■ **EXERCISE**
Your response should be the complete set of records, reproduced exactly.

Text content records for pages
————————
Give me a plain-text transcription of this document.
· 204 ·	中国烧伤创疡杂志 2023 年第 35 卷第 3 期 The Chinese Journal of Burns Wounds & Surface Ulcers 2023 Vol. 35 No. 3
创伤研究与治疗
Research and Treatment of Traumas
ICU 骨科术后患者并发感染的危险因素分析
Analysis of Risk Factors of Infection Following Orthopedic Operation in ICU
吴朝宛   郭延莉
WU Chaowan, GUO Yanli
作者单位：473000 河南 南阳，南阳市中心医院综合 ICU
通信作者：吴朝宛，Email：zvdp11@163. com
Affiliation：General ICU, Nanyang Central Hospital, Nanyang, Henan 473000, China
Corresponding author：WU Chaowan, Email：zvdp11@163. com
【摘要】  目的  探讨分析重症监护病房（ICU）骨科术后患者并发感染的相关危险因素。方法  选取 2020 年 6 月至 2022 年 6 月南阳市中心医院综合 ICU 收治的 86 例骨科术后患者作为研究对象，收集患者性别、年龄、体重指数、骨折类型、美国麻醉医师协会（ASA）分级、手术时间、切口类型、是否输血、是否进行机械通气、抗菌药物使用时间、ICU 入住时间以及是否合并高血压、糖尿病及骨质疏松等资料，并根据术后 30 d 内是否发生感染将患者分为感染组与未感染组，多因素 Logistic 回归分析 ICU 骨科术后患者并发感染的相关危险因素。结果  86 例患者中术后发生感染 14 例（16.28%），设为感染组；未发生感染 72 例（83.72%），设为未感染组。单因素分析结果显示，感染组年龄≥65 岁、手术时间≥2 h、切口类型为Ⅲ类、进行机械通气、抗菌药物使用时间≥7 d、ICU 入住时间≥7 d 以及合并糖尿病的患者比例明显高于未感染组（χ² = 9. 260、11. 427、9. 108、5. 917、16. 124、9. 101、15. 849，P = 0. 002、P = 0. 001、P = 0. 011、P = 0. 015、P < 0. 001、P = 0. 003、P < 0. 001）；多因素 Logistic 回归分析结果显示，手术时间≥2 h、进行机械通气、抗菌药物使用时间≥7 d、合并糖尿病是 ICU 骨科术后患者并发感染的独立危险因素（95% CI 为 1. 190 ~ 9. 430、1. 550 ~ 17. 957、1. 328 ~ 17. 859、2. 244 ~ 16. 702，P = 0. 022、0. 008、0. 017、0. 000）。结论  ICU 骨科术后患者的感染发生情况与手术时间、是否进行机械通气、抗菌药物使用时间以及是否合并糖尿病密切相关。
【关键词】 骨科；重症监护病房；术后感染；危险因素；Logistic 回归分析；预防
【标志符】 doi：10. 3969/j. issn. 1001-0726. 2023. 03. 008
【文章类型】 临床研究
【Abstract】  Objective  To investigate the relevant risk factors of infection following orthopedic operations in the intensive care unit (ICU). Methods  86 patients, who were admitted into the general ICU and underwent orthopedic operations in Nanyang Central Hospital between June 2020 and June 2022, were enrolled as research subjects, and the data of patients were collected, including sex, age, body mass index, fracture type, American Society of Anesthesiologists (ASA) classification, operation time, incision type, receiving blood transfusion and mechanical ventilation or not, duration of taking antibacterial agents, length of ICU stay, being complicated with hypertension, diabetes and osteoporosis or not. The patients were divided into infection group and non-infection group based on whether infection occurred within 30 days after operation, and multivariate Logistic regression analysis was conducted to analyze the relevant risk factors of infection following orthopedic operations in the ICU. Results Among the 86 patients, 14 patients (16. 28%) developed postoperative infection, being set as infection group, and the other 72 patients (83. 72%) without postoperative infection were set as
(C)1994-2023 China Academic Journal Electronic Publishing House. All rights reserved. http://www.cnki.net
————————
■ **WRITTEN RESPONSE**
Give me a plain-text transcription of this document.
· 204 ·	中国烧伤创疡杂志 2023 年第 35 卷第 3 期 The Chinese Journal of Burns Wounds & Surface Ulcers 2023 Vol. 35 No. 3
创伤研究与治疗
Research and Treatment of Traumas
ICU 骨科术后患者并发感染的危险因素分析
Analysis of Risk Factors of Infection Following Orthopedic Operation in ICU
吴朝宛   郭延莉
WU Chaowan, GUO Yanli
作者单位：473000 河南 南阳，南阳市中心医院综合 ICU
通信作者：吴朝宛，Email：zvdp11@163. com
Affiliation：General ICU, Nanyang Central Hospital, Nanyang, Henan 473000, China
Corresponding author：WU Chaowan, Email：zvdp11@163. com
【摘要】  目的  探讨分析重症监护病房（ICU）骨科术后患者并发感染的相关危险因素。方法  选取 2020 年 6 月至 2022 年 6 月南阳市中心医院综合 ICU 收治的 86 例骨科术后患者作为研究对象，收集患者性别、年龄、体重指数、骨折类型、美国麻醉医师协会（ASA）分级、手术时间、切口类型、是否输血、是否进行机械通气、抗菌药物使用时间、ICU 入住时间以及是否合并高血压、糖尿病及骨质疏松等资料，并根据术后 30 d 内是否发生感染将患者分为感染组与未感染组，多因素 Logistic 回归分析 ICU 骨科术后患者并发感染的相关危险因素。结果  86 例患者中术后发生感染 14 例（16.28%），设为感染组；未发生感染 72 例（83.72%），设为未感染组。单因素分析结果显示，感染组年龄≥65 岁、手术时间≥2 h、切口类型为Ⅲ类、进行机械通气、抗菌药物使用时间≥7 d、ICU 入住时间≥7 d 以及合并糖尿病的患者比例明显高于未感染组（χ² = 9. 260、11. 427、9. 108、5. 917、16. 124、9. 101、15. 849，P = 0. 002、P = 0. 001、P = 0. 011、P = 0. 015、P < 0. 001、P = 0. 003、P < 0. 001）；多因素 Logistic 回归分析结果显示，手术时间≥2 h、进行机械通气、抗菌药物使用时间≥7 d、合并糖尿病是 ICU 骨科术后患者并发感染的独立危险因素（95% CI 为 1. 190 ~ 9. 430、1. 550 ~ 17. 957、1. 328 ~ 17. 859、2. 244 ~ 16. 702，P = 0. 022、0. 008、0. 017、0. 000）。结论  ICU 骨科术后患者的感染发生情况与手术时间、是否进行机械通气、抗菌药物使用时间以及是否合并糖尿病密切相关。
【关键词】 骨科；重症监护病房；术后感染；危险因素；Logistic 回归分析；预防
【标志符】 doi：10. 3969/j. issn. 1001-0726. 2023. 03. 008
【文章类型】 临床研究
【Abstract】  Objective  To investigate the relevant risk factors of infection following orthopedic operations in the intensive care unit (ICU). Methods  86 patients, who were admitted into the general ICU and underwent orthopedic operations in Nanyang Central Hospital between June 2020 and June 2022, were enrolled as research subjects, and the data of patients were collected, including sex, age, body mass index, fracture type, American Society of Anesthesiologists (ASA) classification, operation time, incision type, receiving blood transfusion and mechanical ventilation or not, duration of taking antibacterial agents, length of ICU stay, being complicated with hypertension, diabetes and osteoporosis or not. The patients were divided into infection group and non-infection group based on whether infection occurred within 30 days after operation, and multivariate Logistic regression analysis was conducted to analyze the relevant risk factors of infection following orthopedic operations in the ICU. Results Among the 86 patients, 14 patients (16. 28%) developed postoperative infection, being set as infection group, and the other 72 patients (83. 72%) without postoperative infection were set as
(C)1994-2023 China Academic Journal Electronic Publishing House. All rights reserved. http://www.cnki.net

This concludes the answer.